Data records

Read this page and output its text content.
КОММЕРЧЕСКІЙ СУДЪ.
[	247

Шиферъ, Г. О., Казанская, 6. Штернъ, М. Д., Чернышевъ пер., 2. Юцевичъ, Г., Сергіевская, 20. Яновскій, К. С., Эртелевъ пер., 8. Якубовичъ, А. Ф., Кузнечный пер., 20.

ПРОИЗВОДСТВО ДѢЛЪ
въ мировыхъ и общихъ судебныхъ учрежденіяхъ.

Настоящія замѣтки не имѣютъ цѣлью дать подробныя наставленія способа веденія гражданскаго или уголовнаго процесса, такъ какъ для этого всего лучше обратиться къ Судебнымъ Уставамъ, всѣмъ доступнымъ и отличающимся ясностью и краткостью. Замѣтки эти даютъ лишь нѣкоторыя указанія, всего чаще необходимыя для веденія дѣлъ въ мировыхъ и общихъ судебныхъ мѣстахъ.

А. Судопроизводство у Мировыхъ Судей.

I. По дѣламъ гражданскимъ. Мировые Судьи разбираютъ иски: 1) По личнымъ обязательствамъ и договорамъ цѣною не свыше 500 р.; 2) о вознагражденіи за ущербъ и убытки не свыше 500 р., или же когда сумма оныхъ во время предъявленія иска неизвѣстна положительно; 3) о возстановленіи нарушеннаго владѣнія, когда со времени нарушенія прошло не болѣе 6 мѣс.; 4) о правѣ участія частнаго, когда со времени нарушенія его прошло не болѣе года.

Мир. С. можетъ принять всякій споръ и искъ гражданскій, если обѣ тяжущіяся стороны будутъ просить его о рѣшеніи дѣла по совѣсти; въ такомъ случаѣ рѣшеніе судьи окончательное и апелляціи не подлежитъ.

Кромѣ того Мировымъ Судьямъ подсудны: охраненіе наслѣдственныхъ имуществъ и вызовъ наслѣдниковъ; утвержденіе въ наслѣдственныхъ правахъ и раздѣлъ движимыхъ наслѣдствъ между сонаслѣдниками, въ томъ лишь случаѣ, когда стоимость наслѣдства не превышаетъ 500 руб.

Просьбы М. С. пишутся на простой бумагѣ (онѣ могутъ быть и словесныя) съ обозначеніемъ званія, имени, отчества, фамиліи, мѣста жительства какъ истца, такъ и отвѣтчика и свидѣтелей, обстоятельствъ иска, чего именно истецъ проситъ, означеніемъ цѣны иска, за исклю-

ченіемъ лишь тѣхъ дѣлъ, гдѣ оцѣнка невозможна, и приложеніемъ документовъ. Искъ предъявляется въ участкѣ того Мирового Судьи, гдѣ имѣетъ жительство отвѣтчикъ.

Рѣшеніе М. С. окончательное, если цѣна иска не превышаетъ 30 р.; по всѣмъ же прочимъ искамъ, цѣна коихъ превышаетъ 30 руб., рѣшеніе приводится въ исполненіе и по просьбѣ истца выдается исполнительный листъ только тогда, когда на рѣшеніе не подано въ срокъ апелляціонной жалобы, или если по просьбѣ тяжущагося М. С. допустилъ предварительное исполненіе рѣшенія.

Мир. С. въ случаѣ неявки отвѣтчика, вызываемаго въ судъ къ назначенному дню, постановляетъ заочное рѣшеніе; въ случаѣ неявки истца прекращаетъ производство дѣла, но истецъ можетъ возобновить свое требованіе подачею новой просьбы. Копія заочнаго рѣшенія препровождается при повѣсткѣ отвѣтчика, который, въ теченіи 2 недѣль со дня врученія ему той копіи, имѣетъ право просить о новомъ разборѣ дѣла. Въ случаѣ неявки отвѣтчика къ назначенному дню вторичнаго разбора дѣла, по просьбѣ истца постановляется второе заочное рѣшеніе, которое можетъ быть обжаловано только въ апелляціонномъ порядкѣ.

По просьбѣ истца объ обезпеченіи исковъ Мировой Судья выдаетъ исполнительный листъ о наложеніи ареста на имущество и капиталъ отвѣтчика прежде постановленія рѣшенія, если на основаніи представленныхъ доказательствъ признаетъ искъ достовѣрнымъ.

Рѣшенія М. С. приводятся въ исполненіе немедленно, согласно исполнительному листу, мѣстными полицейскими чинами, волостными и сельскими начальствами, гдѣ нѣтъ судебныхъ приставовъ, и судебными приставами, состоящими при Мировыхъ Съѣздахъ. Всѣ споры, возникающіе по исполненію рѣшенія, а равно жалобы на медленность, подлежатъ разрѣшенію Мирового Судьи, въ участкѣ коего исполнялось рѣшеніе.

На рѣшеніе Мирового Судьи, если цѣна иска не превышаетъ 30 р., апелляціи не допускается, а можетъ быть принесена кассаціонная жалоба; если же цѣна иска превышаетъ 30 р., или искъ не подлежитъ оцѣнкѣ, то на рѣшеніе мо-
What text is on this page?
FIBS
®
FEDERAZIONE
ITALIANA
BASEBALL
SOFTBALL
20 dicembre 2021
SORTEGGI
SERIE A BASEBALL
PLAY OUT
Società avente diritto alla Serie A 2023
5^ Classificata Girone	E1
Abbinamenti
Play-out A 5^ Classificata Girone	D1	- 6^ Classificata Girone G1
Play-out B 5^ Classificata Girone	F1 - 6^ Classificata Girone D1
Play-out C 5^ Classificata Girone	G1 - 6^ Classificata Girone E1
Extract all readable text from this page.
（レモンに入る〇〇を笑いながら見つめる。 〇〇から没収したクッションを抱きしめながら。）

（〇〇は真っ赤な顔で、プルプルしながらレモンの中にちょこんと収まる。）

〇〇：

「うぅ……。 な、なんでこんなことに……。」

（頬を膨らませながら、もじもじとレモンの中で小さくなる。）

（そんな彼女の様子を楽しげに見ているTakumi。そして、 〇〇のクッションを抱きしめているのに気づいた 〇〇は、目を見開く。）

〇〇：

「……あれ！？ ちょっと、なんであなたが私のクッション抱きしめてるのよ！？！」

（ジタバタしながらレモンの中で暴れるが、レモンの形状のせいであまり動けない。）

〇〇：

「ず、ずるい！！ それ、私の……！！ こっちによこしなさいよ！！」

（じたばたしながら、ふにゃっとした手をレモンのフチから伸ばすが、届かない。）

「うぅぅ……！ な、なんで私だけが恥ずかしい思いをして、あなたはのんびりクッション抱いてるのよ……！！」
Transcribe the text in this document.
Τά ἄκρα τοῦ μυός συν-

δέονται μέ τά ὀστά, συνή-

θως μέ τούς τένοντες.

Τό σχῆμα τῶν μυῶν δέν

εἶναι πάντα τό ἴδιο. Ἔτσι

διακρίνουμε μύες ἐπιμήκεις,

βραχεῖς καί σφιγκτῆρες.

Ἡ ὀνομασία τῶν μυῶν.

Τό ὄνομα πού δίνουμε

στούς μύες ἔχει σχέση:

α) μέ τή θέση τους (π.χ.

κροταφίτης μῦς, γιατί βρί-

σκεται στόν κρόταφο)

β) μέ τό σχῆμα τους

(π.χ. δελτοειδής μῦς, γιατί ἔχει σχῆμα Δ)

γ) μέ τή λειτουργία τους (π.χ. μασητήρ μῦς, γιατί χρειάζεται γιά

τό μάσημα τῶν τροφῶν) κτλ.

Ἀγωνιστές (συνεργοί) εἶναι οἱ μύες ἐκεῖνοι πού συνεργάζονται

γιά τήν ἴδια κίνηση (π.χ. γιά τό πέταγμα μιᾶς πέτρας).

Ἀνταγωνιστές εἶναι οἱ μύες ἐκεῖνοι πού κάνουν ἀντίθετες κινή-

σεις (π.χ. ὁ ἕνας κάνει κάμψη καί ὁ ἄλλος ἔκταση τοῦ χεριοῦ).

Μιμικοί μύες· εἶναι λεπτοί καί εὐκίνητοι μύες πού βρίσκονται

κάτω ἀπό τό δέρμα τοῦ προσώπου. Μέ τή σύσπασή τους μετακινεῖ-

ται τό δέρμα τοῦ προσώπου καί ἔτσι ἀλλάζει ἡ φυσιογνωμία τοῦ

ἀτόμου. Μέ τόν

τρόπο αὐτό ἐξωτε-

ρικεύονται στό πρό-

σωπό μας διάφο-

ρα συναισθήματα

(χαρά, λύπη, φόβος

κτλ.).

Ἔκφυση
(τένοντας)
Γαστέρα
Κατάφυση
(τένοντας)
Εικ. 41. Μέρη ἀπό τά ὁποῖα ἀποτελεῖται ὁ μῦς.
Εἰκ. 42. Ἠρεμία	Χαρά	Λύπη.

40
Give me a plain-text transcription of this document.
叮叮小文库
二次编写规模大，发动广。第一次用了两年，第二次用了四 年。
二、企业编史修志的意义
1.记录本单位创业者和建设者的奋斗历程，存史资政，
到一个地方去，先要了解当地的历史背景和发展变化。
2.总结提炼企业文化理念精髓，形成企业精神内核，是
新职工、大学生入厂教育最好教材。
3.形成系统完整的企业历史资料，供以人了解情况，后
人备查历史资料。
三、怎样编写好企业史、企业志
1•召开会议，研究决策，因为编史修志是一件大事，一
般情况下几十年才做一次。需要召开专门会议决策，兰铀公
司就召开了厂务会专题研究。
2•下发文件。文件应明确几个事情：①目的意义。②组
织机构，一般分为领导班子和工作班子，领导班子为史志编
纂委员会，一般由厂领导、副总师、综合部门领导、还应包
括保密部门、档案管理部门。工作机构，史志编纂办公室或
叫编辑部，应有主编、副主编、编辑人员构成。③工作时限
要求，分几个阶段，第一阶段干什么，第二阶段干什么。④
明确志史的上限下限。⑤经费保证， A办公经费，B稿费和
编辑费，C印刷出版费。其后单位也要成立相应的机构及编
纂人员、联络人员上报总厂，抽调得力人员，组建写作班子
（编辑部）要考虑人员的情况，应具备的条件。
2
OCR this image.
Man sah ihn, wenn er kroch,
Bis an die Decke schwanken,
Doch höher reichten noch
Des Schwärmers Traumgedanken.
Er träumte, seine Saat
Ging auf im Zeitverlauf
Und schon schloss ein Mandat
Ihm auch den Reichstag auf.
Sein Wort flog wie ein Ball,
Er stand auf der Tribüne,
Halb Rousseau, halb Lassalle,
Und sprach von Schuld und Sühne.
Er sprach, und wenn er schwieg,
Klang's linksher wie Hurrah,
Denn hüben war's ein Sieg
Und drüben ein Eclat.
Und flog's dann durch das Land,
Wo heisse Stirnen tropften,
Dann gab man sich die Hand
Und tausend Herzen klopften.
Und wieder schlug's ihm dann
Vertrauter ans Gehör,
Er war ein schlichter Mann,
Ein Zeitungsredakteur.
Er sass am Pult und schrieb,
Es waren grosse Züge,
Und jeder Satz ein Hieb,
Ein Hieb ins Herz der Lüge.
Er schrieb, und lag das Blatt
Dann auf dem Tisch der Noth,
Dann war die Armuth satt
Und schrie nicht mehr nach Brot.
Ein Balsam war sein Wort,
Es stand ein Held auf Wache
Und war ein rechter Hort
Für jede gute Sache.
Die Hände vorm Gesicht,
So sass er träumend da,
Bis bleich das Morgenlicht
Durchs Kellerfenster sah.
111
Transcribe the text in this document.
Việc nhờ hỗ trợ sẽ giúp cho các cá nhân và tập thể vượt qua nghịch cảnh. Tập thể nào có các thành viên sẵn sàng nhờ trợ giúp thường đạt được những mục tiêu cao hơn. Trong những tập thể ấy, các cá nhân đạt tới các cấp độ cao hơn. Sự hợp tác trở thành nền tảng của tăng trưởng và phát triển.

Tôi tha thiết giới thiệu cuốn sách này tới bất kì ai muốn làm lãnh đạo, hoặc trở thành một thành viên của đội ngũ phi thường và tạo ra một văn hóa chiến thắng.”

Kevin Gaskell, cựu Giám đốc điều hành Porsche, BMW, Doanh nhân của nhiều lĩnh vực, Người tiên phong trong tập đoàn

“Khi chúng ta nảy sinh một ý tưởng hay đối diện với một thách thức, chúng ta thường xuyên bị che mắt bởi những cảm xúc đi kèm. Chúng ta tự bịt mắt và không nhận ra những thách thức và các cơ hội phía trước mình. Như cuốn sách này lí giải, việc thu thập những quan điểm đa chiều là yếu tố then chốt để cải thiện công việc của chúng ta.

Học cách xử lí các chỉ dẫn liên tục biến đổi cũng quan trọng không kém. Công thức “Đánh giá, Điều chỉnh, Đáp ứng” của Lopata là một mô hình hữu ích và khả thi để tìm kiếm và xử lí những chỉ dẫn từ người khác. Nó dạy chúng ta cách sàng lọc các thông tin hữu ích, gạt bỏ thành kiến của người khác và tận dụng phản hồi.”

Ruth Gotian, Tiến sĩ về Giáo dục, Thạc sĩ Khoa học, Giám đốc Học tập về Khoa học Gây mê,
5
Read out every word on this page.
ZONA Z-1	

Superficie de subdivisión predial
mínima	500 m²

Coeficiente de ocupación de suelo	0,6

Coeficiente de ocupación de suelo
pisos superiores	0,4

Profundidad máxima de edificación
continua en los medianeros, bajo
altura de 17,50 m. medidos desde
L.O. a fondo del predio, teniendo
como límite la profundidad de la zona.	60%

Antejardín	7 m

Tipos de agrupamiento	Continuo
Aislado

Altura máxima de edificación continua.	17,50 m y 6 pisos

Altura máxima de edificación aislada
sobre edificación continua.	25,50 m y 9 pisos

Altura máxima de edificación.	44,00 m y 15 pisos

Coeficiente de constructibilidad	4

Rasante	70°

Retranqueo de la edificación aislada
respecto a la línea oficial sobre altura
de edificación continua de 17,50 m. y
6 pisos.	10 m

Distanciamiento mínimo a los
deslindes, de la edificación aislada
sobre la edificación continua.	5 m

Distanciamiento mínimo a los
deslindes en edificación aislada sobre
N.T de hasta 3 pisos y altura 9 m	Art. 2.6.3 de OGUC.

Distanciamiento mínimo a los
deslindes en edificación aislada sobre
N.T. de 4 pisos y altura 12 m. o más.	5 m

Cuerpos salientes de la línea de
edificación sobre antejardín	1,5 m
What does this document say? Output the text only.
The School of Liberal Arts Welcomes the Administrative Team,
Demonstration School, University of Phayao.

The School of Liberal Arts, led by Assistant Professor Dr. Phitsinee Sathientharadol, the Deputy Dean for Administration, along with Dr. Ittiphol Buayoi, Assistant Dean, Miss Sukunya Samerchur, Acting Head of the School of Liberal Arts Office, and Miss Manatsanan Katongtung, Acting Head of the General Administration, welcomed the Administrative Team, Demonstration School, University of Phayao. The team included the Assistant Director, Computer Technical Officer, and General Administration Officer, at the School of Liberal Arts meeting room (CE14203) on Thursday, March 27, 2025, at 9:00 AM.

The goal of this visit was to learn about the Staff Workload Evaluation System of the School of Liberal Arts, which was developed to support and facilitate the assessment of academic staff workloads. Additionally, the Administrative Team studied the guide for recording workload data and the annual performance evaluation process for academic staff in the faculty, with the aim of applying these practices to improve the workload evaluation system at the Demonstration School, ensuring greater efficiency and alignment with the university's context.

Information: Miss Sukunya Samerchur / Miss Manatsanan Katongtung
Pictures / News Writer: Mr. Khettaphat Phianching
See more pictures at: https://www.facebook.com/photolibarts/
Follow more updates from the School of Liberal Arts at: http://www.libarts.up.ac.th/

> [Problem to work on]
Pick out every line above that contains the word "sass" and copy it.

> [Solution for this exercise]
Er sass am Pult und schrieb,
So sass er träumend da,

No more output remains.